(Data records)
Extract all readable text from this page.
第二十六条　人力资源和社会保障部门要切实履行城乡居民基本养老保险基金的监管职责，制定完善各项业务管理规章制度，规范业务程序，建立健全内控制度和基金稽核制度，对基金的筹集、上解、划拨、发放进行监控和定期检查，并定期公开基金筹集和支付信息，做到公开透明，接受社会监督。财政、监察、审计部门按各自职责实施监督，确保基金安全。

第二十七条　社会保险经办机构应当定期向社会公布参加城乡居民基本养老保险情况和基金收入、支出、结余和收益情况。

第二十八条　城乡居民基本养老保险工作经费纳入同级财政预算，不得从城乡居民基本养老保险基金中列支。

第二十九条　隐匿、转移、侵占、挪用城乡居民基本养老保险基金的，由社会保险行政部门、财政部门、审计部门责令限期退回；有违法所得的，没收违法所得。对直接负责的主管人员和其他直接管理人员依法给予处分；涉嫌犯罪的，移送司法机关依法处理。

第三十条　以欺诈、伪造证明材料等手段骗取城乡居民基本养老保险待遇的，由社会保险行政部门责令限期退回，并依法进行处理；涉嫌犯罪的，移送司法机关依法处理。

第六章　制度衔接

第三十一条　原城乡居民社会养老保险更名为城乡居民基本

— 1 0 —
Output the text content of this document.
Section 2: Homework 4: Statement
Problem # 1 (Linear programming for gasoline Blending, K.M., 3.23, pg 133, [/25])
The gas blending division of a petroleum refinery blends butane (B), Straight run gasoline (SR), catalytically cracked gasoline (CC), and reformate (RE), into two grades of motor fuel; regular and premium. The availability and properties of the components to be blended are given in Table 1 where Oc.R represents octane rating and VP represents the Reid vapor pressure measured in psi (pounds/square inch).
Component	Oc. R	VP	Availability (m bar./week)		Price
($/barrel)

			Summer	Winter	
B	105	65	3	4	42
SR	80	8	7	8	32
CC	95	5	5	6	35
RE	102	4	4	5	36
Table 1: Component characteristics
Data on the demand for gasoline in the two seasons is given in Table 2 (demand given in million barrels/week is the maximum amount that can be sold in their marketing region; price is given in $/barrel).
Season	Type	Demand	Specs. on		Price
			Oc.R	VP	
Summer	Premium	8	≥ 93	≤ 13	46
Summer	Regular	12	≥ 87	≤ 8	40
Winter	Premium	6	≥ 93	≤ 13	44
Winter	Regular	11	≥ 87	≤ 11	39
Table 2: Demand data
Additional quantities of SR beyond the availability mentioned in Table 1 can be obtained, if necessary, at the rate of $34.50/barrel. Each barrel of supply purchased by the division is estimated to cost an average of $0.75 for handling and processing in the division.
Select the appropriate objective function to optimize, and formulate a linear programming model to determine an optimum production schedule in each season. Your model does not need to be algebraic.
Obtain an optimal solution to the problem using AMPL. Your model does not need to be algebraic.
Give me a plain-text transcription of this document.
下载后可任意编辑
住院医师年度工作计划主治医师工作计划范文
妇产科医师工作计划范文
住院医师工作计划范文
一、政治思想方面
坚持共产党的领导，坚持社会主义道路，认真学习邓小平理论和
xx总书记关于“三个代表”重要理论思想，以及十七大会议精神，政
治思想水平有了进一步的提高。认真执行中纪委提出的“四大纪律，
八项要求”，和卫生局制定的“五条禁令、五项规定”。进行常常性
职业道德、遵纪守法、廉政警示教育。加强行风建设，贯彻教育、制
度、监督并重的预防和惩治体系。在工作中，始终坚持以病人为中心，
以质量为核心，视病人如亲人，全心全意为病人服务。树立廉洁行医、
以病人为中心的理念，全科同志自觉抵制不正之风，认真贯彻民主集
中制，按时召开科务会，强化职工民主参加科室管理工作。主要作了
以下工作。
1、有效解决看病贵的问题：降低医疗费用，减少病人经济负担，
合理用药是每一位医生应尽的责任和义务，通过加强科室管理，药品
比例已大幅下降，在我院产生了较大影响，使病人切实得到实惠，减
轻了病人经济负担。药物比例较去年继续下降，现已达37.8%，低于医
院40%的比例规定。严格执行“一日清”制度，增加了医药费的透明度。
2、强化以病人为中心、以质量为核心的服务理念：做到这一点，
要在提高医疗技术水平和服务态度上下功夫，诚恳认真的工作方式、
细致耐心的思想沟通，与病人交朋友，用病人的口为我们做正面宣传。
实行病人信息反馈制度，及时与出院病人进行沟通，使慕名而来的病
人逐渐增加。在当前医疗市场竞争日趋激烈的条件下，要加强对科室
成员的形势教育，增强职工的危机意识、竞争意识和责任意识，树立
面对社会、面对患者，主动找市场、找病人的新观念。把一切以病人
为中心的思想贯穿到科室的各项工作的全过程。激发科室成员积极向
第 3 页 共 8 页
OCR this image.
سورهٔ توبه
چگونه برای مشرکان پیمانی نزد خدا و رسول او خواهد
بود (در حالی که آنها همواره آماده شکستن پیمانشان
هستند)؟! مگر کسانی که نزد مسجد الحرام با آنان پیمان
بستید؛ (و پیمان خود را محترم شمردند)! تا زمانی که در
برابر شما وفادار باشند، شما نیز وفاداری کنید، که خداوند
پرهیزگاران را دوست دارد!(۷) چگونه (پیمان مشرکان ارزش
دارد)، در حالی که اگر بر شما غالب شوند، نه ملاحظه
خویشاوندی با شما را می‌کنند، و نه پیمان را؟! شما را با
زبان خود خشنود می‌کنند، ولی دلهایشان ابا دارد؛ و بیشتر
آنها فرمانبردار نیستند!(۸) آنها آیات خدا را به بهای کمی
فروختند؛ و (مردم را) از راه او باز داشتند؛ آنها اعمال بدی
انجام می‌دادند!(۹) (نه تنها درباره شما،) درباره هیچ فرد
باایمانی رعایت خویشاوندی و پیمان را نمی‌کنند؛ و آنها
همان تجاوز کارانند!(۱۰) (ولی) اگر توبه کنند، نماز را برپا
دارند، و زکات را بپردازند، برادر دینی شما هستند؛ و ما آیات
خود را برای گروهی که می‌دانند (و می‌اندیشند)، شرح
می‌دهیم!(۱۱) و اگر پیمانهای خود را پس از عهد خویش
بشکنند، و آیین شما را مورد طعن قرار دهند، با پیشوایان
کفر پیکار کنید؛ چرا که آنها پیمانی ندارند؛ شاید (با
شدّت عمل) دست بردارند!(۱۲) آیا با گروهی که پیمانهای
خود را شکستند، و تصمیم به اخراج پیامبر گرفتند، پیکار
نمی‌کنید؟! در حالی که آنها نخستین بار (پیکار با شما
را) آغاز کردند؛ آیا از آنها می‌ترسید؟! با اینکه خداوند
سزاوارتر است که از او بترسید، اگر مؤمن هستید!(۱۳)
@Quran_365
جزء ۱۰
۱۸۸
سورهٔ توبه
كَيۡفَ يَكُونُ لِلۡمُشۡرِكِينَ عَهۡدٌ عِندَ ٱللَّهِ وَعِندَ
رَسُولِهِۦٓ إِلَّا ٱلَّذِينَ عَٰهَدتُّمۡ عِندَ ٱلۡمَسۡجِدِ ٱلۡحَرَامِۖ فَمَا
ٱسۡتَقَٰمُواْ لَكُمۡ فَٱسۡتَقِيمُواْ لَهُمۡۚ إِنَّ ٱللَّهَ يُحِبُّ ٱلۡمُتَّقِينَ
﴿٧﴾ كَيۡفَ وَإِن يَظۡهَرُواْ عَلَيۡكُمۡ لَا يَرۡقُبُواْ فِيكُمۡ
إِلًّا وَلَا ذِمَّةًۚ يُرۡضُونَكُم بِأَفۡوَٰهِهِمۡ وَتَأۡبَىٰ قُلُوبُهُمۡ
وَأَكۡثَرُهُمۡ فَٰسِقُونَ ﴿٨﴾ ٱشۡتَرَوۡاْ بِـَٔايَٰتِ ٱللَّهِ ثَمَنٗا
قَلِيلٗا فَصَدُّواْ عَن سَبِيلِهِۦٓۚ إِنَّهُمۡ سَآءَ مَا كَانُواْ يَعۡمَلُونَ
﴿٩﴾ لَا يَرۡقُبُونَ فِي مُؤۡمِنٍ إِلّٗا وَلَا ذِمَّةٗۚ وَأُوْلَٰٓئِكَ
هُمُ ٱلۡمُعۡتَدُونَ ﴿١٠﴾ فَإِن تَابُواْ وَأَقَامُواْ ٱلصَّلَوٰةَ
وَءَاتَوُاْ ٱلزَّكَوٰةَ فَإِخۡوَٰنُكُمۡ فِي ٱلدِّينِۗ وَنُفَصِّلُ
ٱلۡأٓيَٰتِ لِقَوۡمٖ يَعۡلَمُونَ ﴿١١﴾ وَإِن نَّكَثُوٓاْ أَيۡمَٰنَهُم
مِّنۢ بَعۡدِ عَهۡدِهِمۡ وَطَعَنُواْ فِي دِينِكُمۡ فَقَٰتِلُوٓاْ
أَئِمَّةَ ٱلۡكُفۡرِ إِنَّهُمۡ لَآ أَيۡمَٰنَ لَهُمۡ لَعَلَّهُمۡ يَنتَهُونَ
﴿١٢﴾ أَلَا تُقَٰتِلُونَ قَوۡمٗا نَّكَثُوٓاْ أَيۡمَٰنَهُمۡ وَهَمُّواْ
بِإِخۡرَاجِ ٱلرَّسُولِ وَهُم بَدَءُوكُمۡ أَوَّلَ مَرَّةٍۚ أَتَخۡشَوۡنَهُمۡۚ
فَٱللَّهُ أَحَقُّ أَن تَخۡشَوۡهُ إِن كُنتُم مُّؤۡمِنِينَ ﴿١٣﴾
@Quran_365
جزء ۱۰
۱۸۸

# [Your task]
Show all lines in the entries above where the string "خداوند" appears.

# [Task output]
برابر شما وفادار باشند، شما نیز وفاداری کنید، که خداوند
را) آغاز کردند؛ آیا از آنها می‌ترسید؟! با اینکه خداوند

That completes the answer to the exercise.